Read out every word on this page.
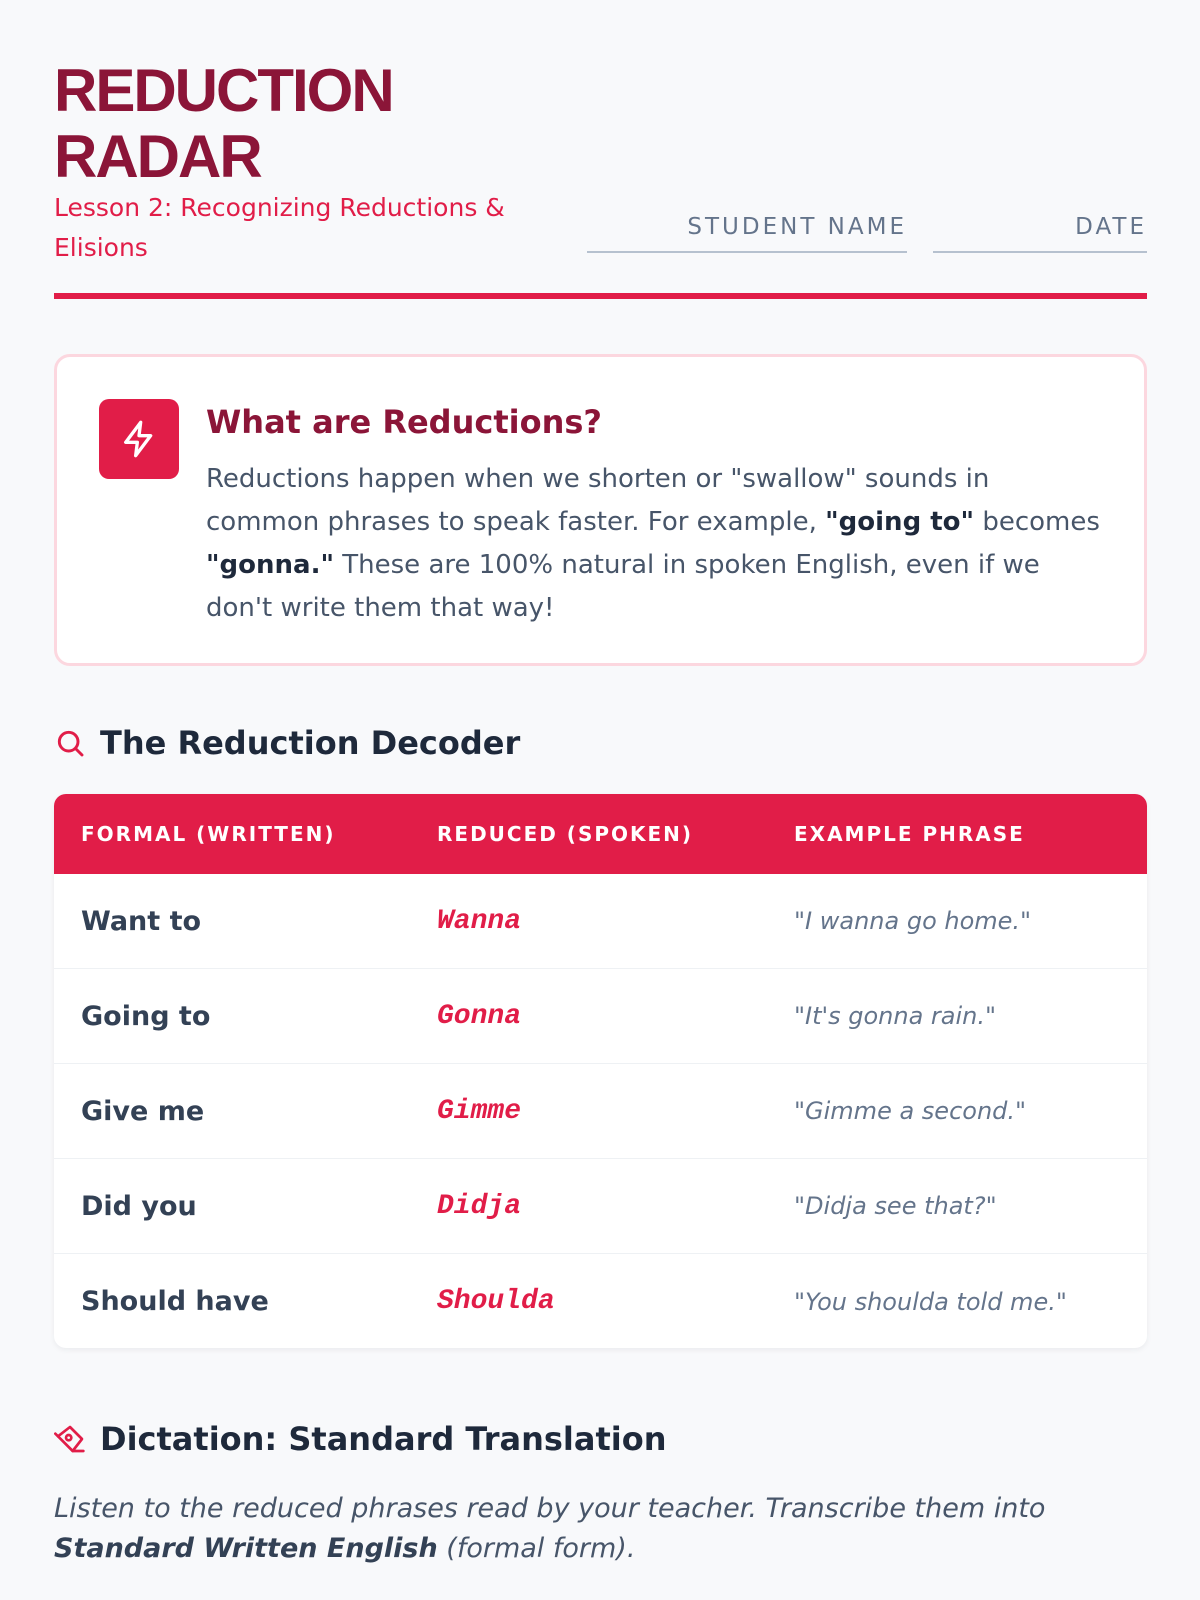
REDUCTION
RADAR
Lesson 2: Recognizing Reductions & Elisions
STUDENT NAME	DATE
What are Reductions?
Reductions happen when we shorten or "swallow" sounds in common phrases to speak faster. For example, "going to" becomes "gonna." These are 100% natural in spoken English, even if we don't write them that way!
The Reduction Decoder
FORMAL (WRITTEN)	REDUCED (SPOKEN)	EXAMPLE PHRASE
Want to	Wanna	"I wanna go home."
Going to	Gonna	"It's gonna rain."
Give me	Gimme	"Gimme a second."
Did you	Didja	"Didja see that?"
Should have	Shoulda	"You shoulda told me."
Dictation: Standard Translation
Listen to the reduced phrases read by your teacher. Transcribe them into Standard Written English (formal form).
───
▶ _Task details_
Without including any pictures, output all the entries above exactly.

▶ _Reply to the exercise_
Read out every word on this page.
REDUCTION
RADAR
Lesson 2: Recognizing Reductions & Elisions
STUDENT NAME	DATE
What are Reductions?
Reductions happen when we shorten or "swallow" sounds in common phrases to speak faster. For example, "going to" becomes "gonna." These are 100% natural in spoken English, even if we don't write them that way!
The Reduction Decoder
FORMAL (WRITTEN)	REDUCED (SPOKEN)	EXAMPLE PHRASE
Want to	Wanna	"I wanna go home."
Going to	Gonna	"It's gonna rain."
Give me	Gimme	"Gimme a second."
Did you	Didja	"Didja see that?"
Should have	Shoulda	"You shoulda told me."
Dictation: Standard Translation
Listen to the reduced phrases read by your teacher. Transcribe them into Standard Written English (formal form).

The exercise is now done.